29 September 2020

The market - a solution to what? Part 2

In part 1, I explored the nature of 'the market'. The word is ubiquitous but often quite vague.

So far, I have clarified 'the market' is a process for allocating resources for humans. The economy is very complex, so some simplifying ideas are essential: 'the market' simplifies ideas about the world into 'things', 'ownership' and 'utility (use value)'. 

When an old meme is perfect. Source
Knowing that, I want to explore the idea of a 'market-based solution'. To the problem of ensuring enough apples and turnips to meet the food needs of people, it seems reasonable. But for the problem of ensuring clean air for people to breathe, I can't see that as a matter of 'things', 'ownership' and 'utility'. 

So how does the market provide a solution? To answer this, I need to delve into how 'the market' process functions and how it measures success and failure.

Now, a warning: this exploration involves some nerdy, abstract, and perplexingly vague economic words. My focus, however, is not economics jargon, but the ideas about the world that economics relies on to explain the way 'the market' works.

■ Data extract
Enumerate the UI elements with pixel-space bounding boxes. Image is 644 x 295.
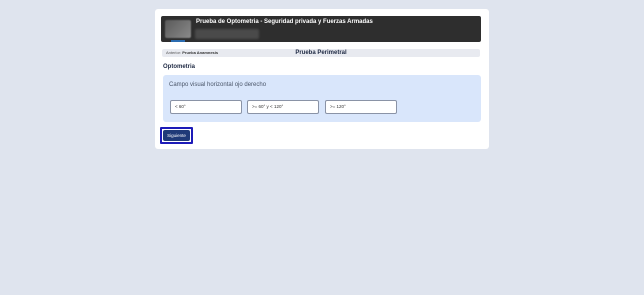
test-navigation-bar: Anterior: Prueba Anamnesis Prueba Perime… [162,49,480,57]
blurred-subtitle [195,29,259,39]
section-title: Optometria [163,64,196,70]
test-header: Prueba de Optometria - Seguridad privada… [161,16,481,42]
blurred-logo-image [165,20,191,38]
option-120-or-more[interactable]: >= 120° [325,100,397,114]
test-card: Prueba de Optometria - Seguridad privada… [155,9,489,149]
next-button[interactable]: Siguiente [163,130,190,141]
option-less-than-60[interactable]: < 60° [170,100,242,114]
option-60-to-120[interactable]: >= 60° y < 120° [247,100,319,114]
current-test-title: Prueba Perimetral [295,49,347,56]
header-accent-bar [171,40,185,42]
test-title: Prueba de Optometria - Seguridad privada… [196,19,373,25]
question-panel: Campo visual horizontal ojo derecho < 60… [163,75,481,122]
question-text: Campo visual horizontal ojo derecho [169,82,267,88]
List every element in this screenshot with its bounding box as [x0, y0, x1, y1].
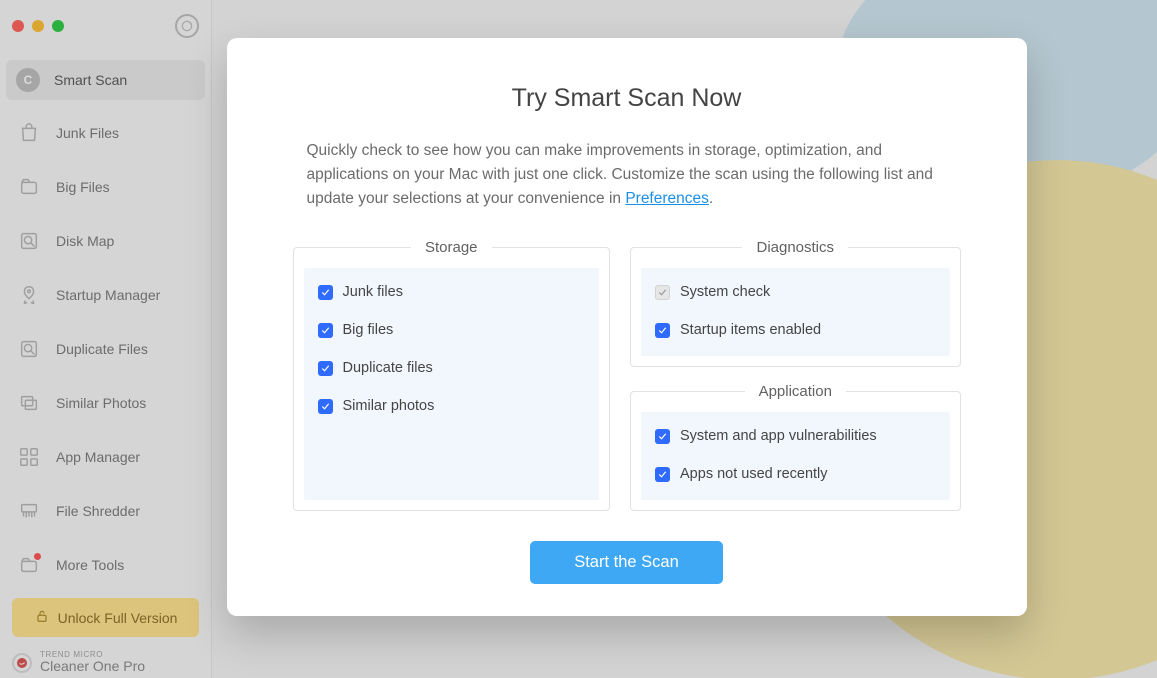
preferences-link[interactable]: Preferences: [625, 190, 709, 207]
option-label: Big files: [343, 322, 394, 338]
option-label: Startup items enabled: [680, 322, 821, 338]
checkbox-checked-icon: [318, 323, 333, 338]
option-label: System check: [680, 284, 770, 300]
smart-scan-modal: Try Smart Scan Now Quickly check to see …: [227, 38, 1027, 616]
group-storage: Storage Junk files Big files Duplicate f…: [293, 239, 611, 511]
checkbox-disabled-icon: [655, 285, 670, 300]
start-scan-button[interactable]: Start the Scan: [530, 541, 723, 584]
option-similar-photos[interactable]: Similar photos: [318, 398, 586, 414]
checkbox-checked-icon: [318, 361, 333, 376]
checkbox-checked-icon: [655, 323, 670, 338]
option-label: Similar photos: [343, 398, 435, 414]
option-big-files[interactable]: Big files: [318, 322, 586, 338]
group-diagnostics-legend: Diagnostics: [742, 239, 848, 256]
group-application: Application System and app vulnerabiliti…: [630, 383, 960, 511]
option-vulnerabilities[interactable]: System and app vulnerabilities: [655, 428, 935, 444]
option-label: Junk files: [343, 284, 403, 300]
group-application-legend: Application: [745, 383, 846, 400]
checkbox-checked-icon: [655, 467, 670, 482]
option-label: Duplicate files: [343, 360, 433, 376]
option-duplicate-files[interactable]: Duplicate files: [318, 360, 586, 376]
scan-groups: Storage Junk files Big files Duplicate f…: [293, 239, 961, 511]
modal-description: Quickly check to see how you can make im…: [307, 139, 947, 211]
checkbox-checked-icon: [318, 399, 333, 414]
checkbox-checked-icon: [655, 429, 670, 444]
modal-title: Try Smart Scan Now: [293, 84, 961, 113]
option-unused-apps[interactable]: Apps not used recently: [655, 466, 935, 482]
option-label: System and app vulnerabilities: [680, 428, 877, 444]
option-system-check[interactable]: System check: [655, 284, 935, 300]
option-label: Apps not used recently: [680, 466, 828, 482]
option-startup-items[interactable]: Startup items enabled: [655, 322, 935, 338]
group-storage-legend: Storage: [411, 239, 492, 256]
checkbox-checked-icon: [318, 285, 333, 300]
group-diagnostics: Diagnostics System check Startup items e…: [630, 239, 960, 367]
option-junk-files[interactable]: Junk files: [318, 284, 586, 300]
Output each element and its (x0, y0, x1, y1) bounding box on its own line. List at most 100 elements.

■ Problems and tasks
1. In the post on the market, into which three ideas does "the market" simplify ideas about the world?
2. Quote the post on the market between "So far, I have" and "and 'utility (use value)'.", inclusive.
The rows play no part in this work.

■ Answers to each task
1. Into "things," "ownership," and "utility (use value)."

2.
So far, I have clarified 'the market' is a process for allocating resources for humans. The economy is very complex, so some simplifying ideas are essential: 'the market' simplifies ideas about the world into 'things', 'ownership' and 'utility (use value)'.